# Stated problem
Write the records out again, precisely as they stand.

===== Working data

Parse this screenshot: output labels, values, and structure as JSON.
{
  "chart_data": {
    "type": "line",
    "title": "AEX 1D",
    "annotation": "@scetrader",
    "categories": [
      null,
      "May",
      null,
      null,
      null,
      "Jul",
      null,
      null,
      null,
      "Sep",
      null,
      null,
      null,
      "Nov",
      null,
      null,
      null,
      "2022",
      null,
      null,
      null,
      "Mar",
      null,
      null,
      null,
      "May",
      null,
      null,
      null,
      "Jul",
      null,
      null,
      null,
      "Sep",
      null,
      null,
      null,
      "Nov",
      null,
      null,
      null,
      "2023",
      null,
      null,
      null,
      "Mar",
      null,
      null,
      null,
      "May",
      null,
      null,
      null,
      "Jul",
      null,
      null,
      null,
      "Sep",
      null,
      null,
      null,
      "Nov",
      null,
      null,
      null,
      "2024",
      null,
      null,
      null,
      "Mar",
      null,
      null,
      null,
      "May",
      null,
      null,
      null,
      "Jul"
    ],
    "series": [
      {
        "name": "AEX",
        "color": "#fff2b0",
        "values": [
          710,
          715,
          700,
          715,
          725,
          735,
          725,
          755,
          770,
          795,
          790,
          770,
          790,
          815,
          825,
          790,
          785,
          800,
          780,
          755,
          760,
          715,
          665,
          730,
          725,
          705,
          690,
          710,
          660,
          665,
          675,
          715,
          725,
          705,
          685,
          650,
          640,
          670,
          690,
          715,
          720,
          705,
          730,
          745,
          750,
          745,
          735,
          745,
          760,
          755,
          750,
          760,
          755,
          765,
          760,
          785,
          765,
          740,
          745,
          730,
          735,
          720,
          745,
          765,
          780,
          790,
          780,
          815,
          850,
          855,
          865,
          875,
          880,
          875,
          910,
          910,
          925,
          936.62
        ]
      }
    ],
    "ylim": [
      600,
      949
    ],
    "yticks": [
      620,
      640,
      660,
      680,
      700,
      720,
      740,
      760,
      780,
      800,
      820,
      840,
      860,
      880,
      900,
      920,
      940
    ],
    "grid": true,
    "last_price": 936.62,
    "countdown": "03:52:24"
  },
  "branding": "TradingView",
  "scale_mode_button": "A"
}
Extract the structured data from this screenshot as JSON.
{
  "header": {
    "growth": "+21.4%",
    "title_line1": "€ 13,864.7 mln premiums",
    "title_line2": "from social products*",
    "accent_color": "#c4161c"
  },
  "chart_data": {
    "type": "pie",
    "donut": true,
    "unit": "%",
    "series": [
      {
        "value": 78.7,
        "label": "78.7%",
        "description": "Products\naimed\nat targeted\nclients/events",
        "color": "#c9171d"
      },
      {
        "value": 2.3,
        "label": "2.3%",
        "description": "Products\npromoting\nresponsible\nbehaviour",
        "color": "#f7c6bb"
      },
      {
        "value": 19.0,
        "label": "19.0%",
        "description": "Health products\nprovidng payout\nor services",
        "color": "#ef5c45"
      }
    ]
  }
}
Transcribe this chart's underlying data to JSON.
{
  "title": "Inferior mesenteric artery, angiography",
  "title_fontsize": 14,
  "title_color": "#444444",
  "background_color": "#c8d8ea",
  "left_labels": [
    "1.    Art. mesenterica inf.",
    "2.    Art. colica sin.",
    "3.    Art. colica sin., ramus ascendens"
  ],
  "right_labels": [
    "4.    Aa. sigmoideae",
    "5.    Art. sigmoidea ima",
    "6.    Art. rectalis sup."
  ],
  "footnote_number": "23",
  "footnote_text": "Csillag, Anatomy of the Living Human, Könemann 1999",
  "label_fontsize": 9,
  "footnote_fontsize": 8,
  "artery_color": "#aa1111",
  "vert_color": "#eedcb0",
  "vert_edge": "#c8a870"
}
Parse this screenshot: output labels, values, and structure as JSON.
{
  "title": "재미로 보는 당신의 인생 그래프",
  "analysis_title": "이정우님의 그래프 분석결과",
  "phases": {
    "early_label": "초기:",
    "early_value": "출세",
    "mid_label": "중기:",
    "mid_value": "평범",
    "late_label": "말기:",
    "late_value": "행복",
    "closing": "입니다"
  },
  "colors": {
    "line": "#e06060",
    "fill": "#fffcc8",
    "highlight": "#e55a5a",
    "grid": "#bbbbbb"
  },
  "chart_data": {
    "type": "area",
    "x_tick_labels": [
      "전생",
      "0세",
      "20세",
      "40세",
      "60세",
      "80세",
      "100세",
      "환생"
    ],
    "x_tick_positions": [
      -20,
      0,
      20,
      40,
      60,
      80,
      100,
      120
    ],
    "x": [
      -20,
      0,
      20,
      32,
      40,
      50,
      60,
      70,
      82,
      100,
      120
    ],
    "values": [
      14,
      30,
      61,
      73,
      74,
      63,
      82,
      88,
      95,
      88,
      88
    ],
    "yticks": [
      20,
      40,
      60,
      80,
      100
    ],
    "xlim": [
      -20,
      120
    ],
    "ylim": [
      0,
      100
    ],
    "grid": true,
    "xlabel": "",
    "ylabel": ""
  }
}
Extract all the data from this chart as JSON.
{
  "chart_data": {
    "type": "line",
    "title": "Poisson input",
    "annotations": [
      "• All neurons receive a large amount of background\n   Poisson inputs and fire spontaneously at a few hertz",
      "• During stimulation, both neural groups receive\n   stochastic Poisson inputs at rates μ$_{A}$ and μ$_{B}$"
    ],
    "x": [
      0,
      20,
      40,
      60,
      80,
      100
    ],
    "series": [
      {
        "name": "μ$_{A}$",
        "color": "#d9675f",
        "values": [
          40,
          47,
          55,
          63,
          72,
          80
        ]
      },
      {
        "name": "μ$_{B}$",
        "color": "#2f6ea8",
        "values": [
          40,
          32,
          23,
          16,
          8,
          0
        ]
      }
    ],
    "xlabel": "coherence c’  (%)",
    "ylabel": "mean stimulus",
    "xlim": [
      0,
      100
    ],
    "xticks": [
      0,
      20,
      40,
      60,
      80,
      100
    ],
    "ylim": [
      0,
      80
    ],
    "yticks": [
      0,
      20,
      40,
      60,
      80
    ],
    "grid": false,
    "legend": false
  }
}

==========

# Complete response
Parse this screenshot: output labels, values, and structure as JSON.
{
  "chart_data": {
    "type": "line",
    "title": "AEX 1D",
    "annotation": "@scetrader",
    "categories": [
      null,
      "May",
      null,
      null,
      null,
      "Jul",
      null,
      null,
      null,
      "Sep",
      null,
      null,
      null,
      "Nov",
      null,
      null,
      null,
      "2022",
      null,
      null,
      null,
      "Mar",
      null,
      null,
      null,
      "May",
      null,
      null,
      null,
      "Jul",
      null,
      null,
      null,
      "Sep",
      null,
      null,
      null,
      "Nov",
      null,
      null,
      null,
      "2023",
      null,
      null,
      null,
      "Mar",
      null,
      null,
      null,
      "May",
      null,
      null,
      null,
      "Jul",
      null,
      null,
      null,
      "Sep",
      null,
      null,
      null,
      "Nov",
      null,
      null,
      null,
      "2024",
      null,
      null,
      null,
      "Mar",
      null,
      null,
      null,
      "May",
      null,
      null,
      null,
      "Jul"
    ],
    "series": [
      {
        "name": "AEX",
        "color": "#fff2b0",
        "values": [
          710,
          715,
          700,
          715,
          725,
          735,
          725,
          755,
          770,
          795,
          790,
          770,
          790,
          815,
          825,
          790,
          785,
          800,
          780,
          755,
          760,
          715,
          665,
          730,
          725,
          705,
          690,
          710,
          660,
          665,
          675,
          715,
          725,
          705,
          685,
          650,
          640,
          670,
          690,
          715,
          720,
          705,
          730,
          745,
          750,
          745,
          735,
          745,
          760,
          755,
          750,
          760,
          755,
          765,
          760,
          785,
          765,
          740,
          745,
          730,
          735,
          720,
          745,
          765,
          780,
          790,
          780,
          815,
          850,
          855,
          865,
          875,
          880,
          875,
          910,
          910,
          925,
          936.62
        ]
      }
    ],
    "ylim": [
      600,
      949
    ],
    "yticks": [
      620,
      640,
      660,
      680,
      700,
      720,
      740,
      760,
      780,
      800,
      820,
      840,
      860,
      880,
      900,
      920,
      940
    ],
    "grid": true,
    "last_price": 936.62,
    "countdown": "03:52:24"
  },
  "branding": "TradingView",
  "scale_mode_button": "A"
}
Extract the structured data from this screenshot as JSON.
{
  "header": {
    "growth": "+21.4%",
    "title_line1": "€ 13,864.7 mln premiums",
    "title_line2": "from social products*",
    "accent_color": "#c4161c"
  },
  "chart_data": {
    "type": "pie",
    "donut": true,
    "unit": "%",
    "series": [
      {
        "value": 78.7,
        "label": "78.7%",
        "description": "Products\naimed\nat targeted\nclients/events",
        "color": "#c9171d"
      },
      {
        "value": 2.3,
        "label": "2.3%",
        "description": "Products\npromoting\nresponsible\nbehaviour",
        "color": "#f7c6bb"
      },
      {
        "value": 19.0,
        "label": "19.0%",
        "description": "Health products\nprovidng payout\nor services",
        "color": "#ef5c45"
      }
    ]
  }
}
Transcribe this chart's underlying data to JSON.
{
  "title": "Inferior mesenteric artery, angiography",
  "title_fontsize": 14,
  "title_color": "#444444",
  "background_color": "#c8d8ea",
  "left_labels": [
    "1.    Art. mesenterica inf.",
    "2.    Art. colica sin.",
    "3.    Art. colica sin., ramus ascendens"
  ],
  "right_labels": [
    "4.    Aa. sigmoideae",
    "5.    Art. sigmoidea ima",
    "6.    Art. rectalis sup."
  ],
  "footnote_number": "23",
  "footnote_text": "Csillag, Anatomy of the Living Human, Könemann 1999",
  "label_fontsize": 9,
  "footnote_fontsize": 8,
  "artery_color": "#aa1111",
  "vert_color": "#eedcb0",
  "vert_edge": "#c8a870"
}
Parse this screenshot: output labels, values, and structure as JSON.
{
  "title": "재미로 보는 당신의 인생 그래프",
  "analysis_title": "이정우님의 그래프 분석결과",
  "phases": {
    "early_label": "초기:",
    "early_value": "출세",
    "mid_label": "중기:",
    "mid_value": "평범",
    "late_label": "말기:",
    "late_value": "행복",
    "closing": "입니다"
  },
  "colors": {
    "line": "#e06060",
    "fill": "#fffcc8",
    "highlight": "#e55a5a",
    "grid": "#bbbbbb"
  },
  "chart_data": {
    "type": "area",
    "x_tick_labels": [
      "전생",
      "0세",
      "20세",
      "40세",
      "60세",
      "80세",
      "100세",
      "환생"
    ],
    "x_tick_positions": [
      -20,
      0,
      20,
      40,
      60,
      80,
      100,
      120
    ],
    "x": [
      -20,
      0,
      20,
      32,
      40,
      50,
      60,
      70,
      82,
      100,
      120
    ],
    "values": [
      14,
      30,
      61,
      73,
      74,
      63,
      82,
      88,
      95,
      88,
      88
    ],
    "yticks": [
      20,
      40,
      60,
      80,
      100
    ],
    "xlim": [
      -20,
      120
    ],
    "ylim": [
      0,
      100
    ],
    "grid": true,
    "xlabel": "",
    "ylabel": ""
  }
}
Extract all the data from this chart as JSON.
{
  "chart_data": {
    "type": "line",
    "title": "Poisson input",
    "annotations": [
      "• All neurons receive a large amount of background\n   Poisson inputs and fire spontaneously at a few hertz",
      "• During stimulation, both neural groups receive\n   stochastic Poisson inputs at rates μ$_{A}$ and μ$_{B}$"
    ],
    "x": [
      0,
      20,
      40,
      60,
      80,
      100
    ],
    "series": [
      {
        "name": "μ$_{A}$",
        "color": "#d9675f",
        "values": [
          40,
          47,
          55,
          63,
          72,
          80
        ]
      },
      {
        "name": "μ$_{B}$",
        "color": "#2f6ea8",
        "values": [
          40,
          32,
          23,
          16,
          8,
          0
        ]
      }
    ],
    "xlabel": "coherence c’  (%)",
    "ylabel": "mean stimulus",
    "xlim": [
      0,
      100
    ],
    "xticks": [
      0,
      20,
      40,
      60,
      80,
      100
    ],
    "ylim": [
      0,
      80
    ],
    "yticks": [
      0,
      20,
      40,
      60,
      80
    ],
    "grid": false,
    "legend": false
  }
}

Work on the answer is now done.